Could you write out every entry exactly as it stands?

Stored data:
════════════════

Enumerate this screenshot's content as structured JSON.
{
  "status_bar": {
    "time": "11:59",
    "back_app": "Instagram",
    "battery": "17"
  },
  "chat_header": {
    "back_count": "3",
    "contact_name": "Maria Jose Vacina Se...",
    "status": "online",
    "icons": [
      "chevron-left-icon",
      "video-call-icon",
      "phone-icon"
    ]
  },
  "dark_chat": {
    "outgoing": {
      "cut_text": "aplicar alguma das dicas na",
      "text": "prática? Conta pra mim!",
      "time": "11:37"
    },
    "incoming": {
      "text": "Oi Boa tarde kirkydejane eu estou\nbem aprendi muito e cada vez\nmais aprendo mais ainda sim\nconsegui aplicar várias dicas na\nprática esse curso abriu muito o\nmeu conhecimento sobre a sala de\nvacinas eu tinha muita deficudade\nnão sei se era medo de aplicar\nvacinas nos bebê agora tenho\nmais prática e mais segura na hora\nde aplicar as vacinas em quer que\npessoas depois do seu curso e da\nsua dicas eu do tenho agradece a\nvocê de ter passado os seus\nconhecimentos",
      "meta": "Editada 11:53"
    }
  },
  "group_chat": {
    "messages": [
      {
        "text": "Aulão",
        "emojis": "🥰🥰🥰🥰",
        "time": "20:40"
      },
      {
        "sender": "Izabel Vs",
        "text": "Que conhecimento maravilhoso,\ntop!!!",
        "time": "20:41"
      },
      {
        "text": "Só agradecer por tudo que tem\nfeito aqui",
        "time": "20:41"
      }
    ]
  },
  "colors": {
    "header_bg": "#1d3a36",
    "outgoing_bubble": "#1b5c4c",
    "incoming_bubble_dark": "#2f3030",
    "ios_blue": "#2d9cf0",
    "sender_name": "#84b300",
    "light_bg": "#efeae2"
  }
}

════════════════

Completed exercise:
Enumerate this screenshot's content as structured JSON.
{
  "status_bar": {
    "time": "11:59",
    "back_app": "Instagram",
    "battery": "17"
  },
  "chat_header": {
    "back_count": "3",
    "contact_name": "Maria Jose Vacina Se...",
    "status": "online",
    "icons": [
      "chevron-left-icon",
      "video-call-icon",
      "phone-icon"
    ]
  },
  "dark_chat": {
    "outgoing": {
      "cut_text": "aplicar alguma das dicas na",
      "text": "prática? Conta pra mim!",
      "time": "11:37"
    },
    "incoming": {
      "text": "Oi Boa tarde kirkydejane eu estou\nbem aprendi muito e cada vez\nmais aprendo mais ainda sim\nconsegui aplicar várias dicas na\nprática esse curso abriu muito o\nmeu conhecimento sobre a sala de\nvacinas eu tinha muita deficudade\nnão sei se era medo de aplicar\nvacinas nos bebê agora tenho\nmais prática e mais segura na hora\nde aplicar as vacinas em quer que\npessoas depois do seu curso e da\nsua dicas eu do tenho agradece a\nvocê de ter passado os seus\nconhecimentos",
      "meta": "Editada 11:53"
    }
  },
  "group_chat": {
    "messages": [
      {
        "text": "Aulão",
        "emojis": "🥰🥰🥰🥰",
        "time": "20:40"
      },
      {
        "sender": "Izabel Vs",
        "text": "Que conhecimento maravilhoso,\ntop!!!",
        "time": "20:41"
      },
      {
        "text": "Só agradecer por tudo que tem\nfeito aqui",
        "time": "20:41"
      }
    ]
  },
  "colors": {
    "header_bg": "#1d3a36",
    "outgoing_bubble": "#1b5c4c",
    "incoming_bubble_dark": "#2f3030",
    "ios_blue": "#2d9cf0",
    "sender_name": "#84b300",
    "light_bg": "#efeae2"
  }
}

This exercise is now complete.